··· Data supplied

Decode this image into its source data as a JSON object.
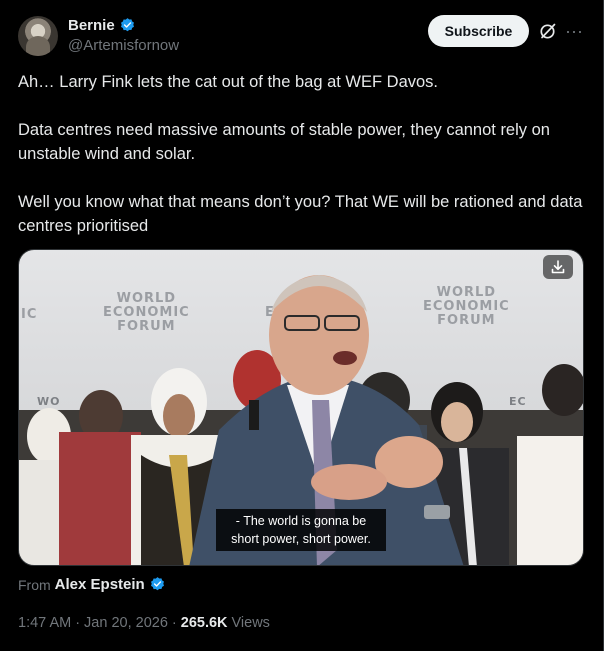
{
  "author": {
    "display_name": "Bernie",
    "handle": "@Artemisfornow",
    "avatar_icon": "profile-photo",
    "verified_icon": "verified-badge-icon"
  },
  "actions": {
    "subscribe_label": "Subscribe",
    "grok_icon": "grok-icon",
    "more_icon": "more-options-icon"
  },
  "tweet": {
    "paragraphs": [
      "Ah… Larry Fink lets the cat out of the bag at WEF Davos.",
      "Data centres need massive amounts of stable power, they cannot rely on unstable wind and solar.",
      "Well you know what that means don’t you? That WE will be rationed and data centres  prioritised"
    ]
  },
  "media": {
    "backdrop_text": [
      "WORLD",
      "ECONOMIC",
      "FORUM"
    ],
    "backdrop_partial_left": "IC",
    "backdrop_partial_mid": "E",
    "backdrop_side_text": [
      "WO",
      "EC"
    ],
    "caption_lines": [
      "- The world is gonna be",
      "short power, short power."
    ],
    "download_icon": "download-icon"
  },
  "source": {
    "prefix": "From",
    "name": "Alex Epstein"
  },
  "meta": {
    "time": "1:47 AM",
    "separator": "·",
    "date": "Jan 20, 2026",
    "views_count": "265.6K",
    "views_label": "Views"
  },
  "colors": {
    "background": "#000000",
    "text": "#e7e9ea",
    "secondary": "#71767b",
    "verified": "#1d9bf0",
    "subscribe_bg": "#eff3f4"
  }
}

······

# Exercise
Retype the entries word for word. Omit any images.

# Correct output
Decode this image into its source data as a JSON object.
{
  "author": {
    "display_name": "Bernie",
    "handle": "@Artemisfornow",
    "avatar_icon": "profile-photo",
    "verified_icon": "verified-badge-icon"
  },
  "actions": {
    "subscribe_label": "Subscribe",
    "grok_icon": "grok-icon",
    "more_icon": "more-options-icon"
  },
  "tweet": {
    "paragraphs": [
      "Ah… Larry Fink lets the cat out of the bag at WEF Davos.",
      "Data centres need massive amounts of stable power, they cannot rely on unstable wind and solar.",
      "Well you know what that means don’t you? That WE will be rationed and data centres  prioritised"
    ]
  },
  "media": {
    "backdrop_text": [
      "WORLD",
      "ECONOMIC",
      "FORUM"
    ],
    "backdrop_partial_left": "IC",
    "backdrop_partial_mid": "E",
    "backdrop_side_text": [
      "WO",
      "EC"
    ],
    "caption_lines": [
      "- The world is gonna be",
      "short power, short power."
    ],
    "download_icon": "download-icon"
  },
  "source": {
    "prefix": "From",
    "name": "Alex Epstein"
  },
  "meta": {
    "time": "1:47 AM",
    "separator": "·",
    "date": "Jan 20, 2026",
    "views_count": "265.6K",
    "views_label": "Views"
  },
  "colors": {
    "background": "#000000",
    "text": "#e7e9ea",
    "secondary": "#71767b",
    "verified": "#1d9bf0",
    "subscribe_bg": "#eff3f4"
  }
}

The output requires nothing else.